--- start of MATERIAL PROVIDED ---
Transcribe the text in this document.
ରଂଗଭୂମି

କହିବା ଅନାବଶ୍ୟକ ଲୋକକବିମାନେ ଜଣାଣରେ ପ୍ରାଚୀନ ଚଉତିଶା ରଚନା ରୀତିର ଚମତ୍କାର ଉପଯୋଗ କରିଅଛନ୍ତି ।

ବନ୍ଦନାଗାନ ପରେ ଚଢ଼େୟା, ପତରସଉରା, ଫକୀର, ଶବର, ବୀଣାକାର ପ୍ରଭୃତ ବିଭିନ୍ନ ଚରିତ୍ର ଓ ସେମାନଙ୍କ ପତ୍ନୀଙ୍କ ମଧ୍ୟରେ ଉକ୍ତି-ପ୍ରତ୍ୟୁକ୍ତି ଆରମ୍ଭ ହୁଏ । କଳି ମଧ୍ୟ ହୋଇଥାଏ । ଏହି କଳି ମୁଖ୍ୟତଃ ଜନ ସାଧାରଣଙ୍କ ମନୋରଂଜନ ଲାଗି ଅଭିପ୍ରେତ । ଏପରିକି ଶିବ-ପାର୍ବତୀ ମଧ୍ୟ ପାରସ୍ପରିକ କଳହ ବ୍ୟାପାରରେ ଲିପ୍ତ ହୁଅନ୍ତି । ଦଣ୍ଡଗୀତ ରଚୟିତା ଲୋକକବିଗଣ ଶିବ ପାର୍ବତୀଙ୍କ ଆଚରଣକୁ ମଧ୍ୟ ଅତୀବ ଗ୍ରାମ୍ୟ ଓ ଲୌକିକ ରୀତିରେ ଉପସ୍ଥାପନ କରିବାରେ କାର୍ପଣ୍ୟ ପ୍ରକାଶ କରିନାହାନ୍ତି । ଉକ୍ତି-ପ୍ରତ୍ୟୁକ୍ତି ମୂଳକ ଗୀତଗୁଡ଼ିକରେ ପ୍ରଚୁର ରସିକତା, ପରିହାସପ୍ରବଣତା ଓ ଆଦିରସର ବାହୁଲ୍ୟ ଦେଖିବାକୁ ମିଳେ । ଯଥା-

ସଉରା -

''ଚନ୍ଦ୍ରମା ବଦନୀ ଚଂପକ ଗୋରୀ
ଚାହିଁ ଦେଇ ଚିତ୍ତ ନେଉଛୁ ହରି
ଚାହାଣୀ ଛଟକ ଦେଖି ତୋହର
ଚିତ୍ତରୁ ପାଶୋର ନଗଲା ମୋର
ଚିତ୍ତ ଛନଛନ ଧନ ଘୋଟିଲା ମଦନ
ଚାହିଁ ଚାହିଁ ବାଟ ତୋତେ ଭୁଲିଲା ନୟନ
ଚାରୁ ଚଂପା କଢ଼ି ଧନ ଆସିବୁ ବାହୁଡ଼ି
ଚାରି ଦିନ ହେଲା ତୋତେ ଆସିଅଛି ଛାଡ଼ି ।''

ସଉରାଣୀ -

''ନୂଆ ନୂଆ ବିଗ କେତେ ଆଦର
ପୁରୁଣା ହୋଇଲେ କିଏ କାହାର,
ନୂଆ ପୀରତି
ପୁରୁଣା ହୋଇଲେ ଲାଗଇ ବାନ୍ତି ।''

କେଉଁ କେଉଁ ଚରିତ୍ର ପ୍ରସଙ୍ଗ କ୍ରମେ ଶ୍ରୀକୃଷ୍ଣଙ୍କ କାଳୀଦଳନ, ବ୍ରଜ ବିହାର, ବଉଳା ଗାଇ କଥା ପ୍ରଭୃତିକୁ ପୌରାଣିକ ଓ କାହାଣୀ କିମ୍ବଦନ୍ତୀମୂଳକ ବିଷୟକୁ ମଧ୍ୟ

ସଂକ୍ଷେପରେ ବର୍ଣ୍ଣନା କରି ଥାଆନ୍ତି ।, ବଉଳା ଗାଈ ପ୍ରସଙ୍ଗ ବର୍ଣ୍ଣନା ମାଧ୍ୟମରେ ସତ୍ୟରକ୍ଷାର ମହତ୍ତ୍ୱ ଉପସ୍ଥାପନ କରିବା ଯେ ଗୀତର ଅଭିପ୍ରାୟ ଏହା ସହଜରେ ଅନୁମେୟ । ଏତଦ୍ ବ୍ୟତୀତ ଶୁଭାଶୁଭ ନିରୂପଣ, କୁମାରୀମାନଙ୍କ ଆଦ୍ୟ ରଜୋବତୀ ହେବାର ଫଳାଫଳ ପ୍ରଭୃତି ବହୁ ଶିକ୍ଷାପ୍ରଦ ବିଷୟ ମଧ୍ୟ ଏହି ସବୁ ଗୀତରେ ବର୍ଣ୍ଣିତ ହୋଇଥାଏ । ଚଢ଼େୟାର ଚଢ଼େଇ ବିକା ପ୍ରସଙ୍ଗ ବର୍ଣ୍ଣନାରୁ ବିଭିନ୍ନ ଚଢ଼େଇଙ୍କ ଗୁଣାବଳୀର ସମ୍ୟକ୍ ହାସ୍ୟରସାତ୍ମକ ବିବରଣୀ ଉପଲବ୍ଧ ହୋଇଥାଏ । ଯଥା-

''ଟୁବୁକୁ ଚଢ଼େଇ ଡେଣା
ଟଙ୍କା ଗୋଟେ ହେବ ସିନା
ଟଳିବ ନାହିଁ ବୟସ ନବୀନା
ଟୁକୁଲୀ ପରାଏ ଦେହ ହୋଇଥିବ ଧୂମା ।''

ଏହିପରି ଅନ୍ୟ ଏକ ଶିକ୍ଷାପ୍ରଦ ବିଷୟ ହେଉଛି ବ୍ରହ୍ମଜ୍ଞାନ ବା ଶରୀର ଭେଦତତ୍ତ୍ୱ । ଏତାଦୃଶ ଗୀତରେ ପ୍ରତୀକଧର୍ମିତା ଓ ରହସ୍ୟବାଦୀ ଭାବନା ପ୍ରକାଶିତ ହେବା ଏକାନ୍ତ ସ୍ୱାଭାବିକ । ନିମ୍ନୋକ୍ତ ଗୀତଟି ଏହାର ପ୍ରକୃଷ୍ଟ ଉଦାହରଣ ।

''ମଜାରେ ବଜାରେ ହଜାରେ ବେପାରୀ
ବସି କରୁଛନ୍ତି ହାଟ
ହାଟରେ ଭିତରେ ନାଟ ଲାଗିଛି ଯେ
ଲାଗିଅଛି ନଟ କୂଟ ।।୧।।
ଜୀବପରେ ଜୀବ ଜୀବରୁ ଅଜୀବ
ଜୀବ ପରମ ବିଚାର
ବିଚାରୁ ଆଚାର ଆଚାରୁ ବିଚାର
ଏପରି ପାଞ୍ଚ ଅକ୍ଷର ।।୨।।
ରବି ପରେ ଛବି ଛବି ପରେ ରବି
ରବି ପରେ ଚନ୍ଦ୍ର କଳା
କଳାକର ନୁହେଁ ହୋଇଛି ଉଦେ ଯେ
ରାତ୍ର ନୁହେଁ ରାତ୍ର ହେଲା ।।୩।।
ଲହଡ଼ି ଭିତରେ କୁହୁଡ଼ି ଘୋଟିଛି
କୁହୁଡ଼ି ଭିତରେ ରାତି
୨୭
--- end of MATERIAL PROVIDED ---
Type out all of the material again, word for word.

Transcribe the text in this document.
ରଂଗଭୂମି

କହିବା ଅନାବଶ୍ୟକ ଲୋକକବିମାନେ ଜଣାଣରେ ପ୍ରାଚୀନ ଚଉତିଶା ରଚନା ରୀତିର ଚମତ୍କାର ଉପଯୋଗ କରିଅଛନ୍ତି ।

ବନ୍ଦନାଗାନ ପରେ ଚଢ଼େୟା, ପତରସଉରା, ଫକୀର, ଶବର, ବୀଣାକାର ପ୍ରଭୃତ ବିଭିନ୍ନ ଚରିତ୍ର ଓ ସେମାନଙ୍କ ପତ୍ନୀଙ୍କ ମଧ୍ୟରେ ଉକ୍ତି-ପ୍ରତ୍ୟୁକ୍ତି ଆରମ୍ଭ ହୁଏ । କଳି ମଧ୍ୟ ହୋଇଥାଏ । ଏହି କଳି ମୁଖ୍ୟତଃ ଜନ ସାଧାରଣଙ୍କ ମନୋରଂଜନ ଲାଗି ଅଭିପ୍ରେତ । ଏପରିକି ଶିବ-ପାର୍ବତୀ ମଧ୍ୟ ପାରସ୍ପରିକ କଳହ ବ୍ୟାପାରରେ ଲିପ୍ତ ହୁଅନ୍ତି । ଦଣ୍ଡଗୀତ ରଚୟିତା ଲୋକକବିଗଣ ଶିବ ପାର୍ବତୀଙ୍କ ଆଚରଣକୁ ମଧ୍ୟ ଅତୀବ ଗ୍ରାମ୍ୟ ଓ ଲୌକିକ ରୀତିରେ ଉପସ୍ଥାପନ କରିବାରେ କାର୍ପଣ୍ୟ ପ୍ରକାଶ କରିନାହାନ୍ତି । ଉକ୍ତି-ପ୍ରତ୍ୟୁକ୍ତି ମୂଳକ ଗୀତଗୁଡ଼ିକରେ ପ୍ରଚୁର ରସିକତା, ପରିହାସପ୍ରବଣତା ଓ ଆଦିରସର ବାହୁଲ୍ୟ ଦେଖିବାକୁ ମିଳେ । ଯଥା-

ସଉରା -

''ଚନ୍ଦ୍ରମା ବଦନୀ ଚଂପକ ଗୋରୀ
ଚାହିଁ ଦେଇ ଚିତ୍ତ ନେଉଛୁ ହରି
ଚାହାଣୀ ଛଟକ ଦେଖି ତୋହର
ଚିତ୍ତରୁ ପାଶୋର ନଗଲା ମୋର
ଚିତ୍ତ ଛନଛନ ଧନ ଘୋଟିଲା ମଦନ
ଚାହିଁ ଚାହିଁ ବାଟ ତୋତେ ଭୁଲିଲା ନୟନ
ଚାରୁ ଚଂପା କଢ଼ି ଧନ ଆସିବୁ ବାହୁଡ଼ି
ଚାରି ଦିନ ହେଲା ତୋତେ ଆସିଅଛି ଛାଡ଼ି ।''

ସଉରାଣୀ -

''ନୂଆ ନୂଆ ବିଗ କେତେ ଆଦର
ପୁରୁଣା ହୋଇଲେ କିଏ କାହାର,
ନୂଆ ପୀରତି
ପୁରୁଣା ହୋଇଲେ ଲାଗଇ ବାନ୍ତି ।''

କେଉଁ କେଉଁ ଚରିତ୍ର ପ୍ରସଙ୍ଗ କ୍ରମେ ଶ୍ରୀକୃଷ୍ଣଙ୍କ କାଳୀଦଳନ, ବ୍ରଜ ବିହାର, ବଉଳା ଗାଇ କଥା ପ୍ରଭୃତିକୁ ପୌରାଣିକ ଓ କାହାଣୀ କିମ୍ବଦନ୍ତୀମୂଳକ ବିଷୟକୁ ମଧ୍ୟ

ସଂକ୍ଷେପରେ ବର୍ଣ୍ଣନା କରି ଥାଆନ୍ତି ।, ବଉଳା ଗାଈ ପ୍ରସଙ୍ଗ ବର୍ଣ୍ଣନା ମାଧ୍ୟମରେ ସତ୍ୟରକ୍ଷାର ମହତ୍ତ୍ୱ ଉପସ୍ଥାପନ କରିବା ଯେ ଗୀତର ଅଭିପ୍ରାୟ ଏହା ସହଜରେ ଅନୁମେୟ । ଏତଦ୍ ବ୍ୟତୀତ ଶୁଭାଶୁଭ ନିରୂପଣ, କୁମାରୀମାନଙ୍କ ଆଦ୍ୟ ରଜୋବତୀ ହେବାର ଫଳାଫଳ ପ୍ରଭୃତି ବହୁ ଶିକ୍ଷାପ୍ରଦ ବିଷୟ ମଧ୍ୟ ଏହି ସବୁ ଗୀତରେ ବର୍ଣ୍ଣିତ ହୋଇଥାଏ । ଚଢ଼େୟାର ଚଢ଼େଇ ବିକା ପ୍ରସଙ୍ଗ ବର୍ଣ୍ଣନାରୁ ବିଭିନ୍ନ ଚଢ଼େଇଙ୍କ ଗୁଣାବଳୀର ସମ୍ୟକ୍ ହାସ୍ୟରସାତ୍ମକ ବିବରଣୀ ଉପଲବ୍ଧ ହୋଇଥାଏ । ଯଥା-

''ଟୁବୁକୁ ଚଢ଼େଇ ଡେଣା
ଟଙ୍କା ଗୋଟେ ହେବ ସିନା
ଟଳିବ ନାହିଁ ବୟସ ନବୀନା
ଟୁକୁଲୀ ପରାଏ ଦେହ ହୋଇଥିବ ଧୂମା ।''

ଏହିପରି ଅନ୍ୟ ଏକ ଶିକ୍ଷାପ୍ରଦ ବିଷୟ ହେଉଛି ବ୍ରହ୍ମଜ୍ଞାନ ବା ଶରୀର ଭେଦତତ୍ତ୍ୱ । ଏତାଦୃଶ ଗୀତରେ ପ୍ରତୀକଧର୍ମିତା ଓ ରହସ୍ୟବାଦୀ ଭାବନା ପ୍ରକାଶିତ ହେବା ଏକାନ୍ତ ସ୍ୱାଭାବିକ । ନିମ୍ନୋକ୍ତ ଗୀତଟି ଏହାର ପ୍ରକୃଷ୍ଟ ଉଦାହରଣ ।

''ମଜାରେ ବଜାରେ ହଜାରେ ବେପାରୀ
ବସି କରୁଛନ୍ତି ହାଟ
ହାଟରେ ଭିତରେ ନାଟ ଲାଗିଛି ଯେ
ଲାଗିଅଛି ନଟ କୂଟ ।।୧।।
ଜୀବପରେ ଜୀବ ଜୀବରୁ ଅଜୀବ
ଜୀବ ପରମ ବିଚାର
ବିଚାରୁ ଆଚାର ଆଚାରୁ ବିଚାର
ଏପରି ପାଞ୍ଚ ଅକ୍ଷର ।।୨।।
ରବି ପରେ ଛବି ଛବି ପରେ ରବି
ରବି ପରେ ଚନ୍ଦ୍ର କଳା
କଳାକର ନୁହେଁ ହୋଇଛି ଉଦେ ଯେ
ରାତ୍ର ନୁହେଁ ରାତ୍ର ହେଲା ।।୩।।
ଲହଡ଼ି ଭିତରେ କୁହୁଡ଼ି ଘୋଟିଛି
କୁହୁଡ଼ି ଭିତରେ ରାତି
୨୭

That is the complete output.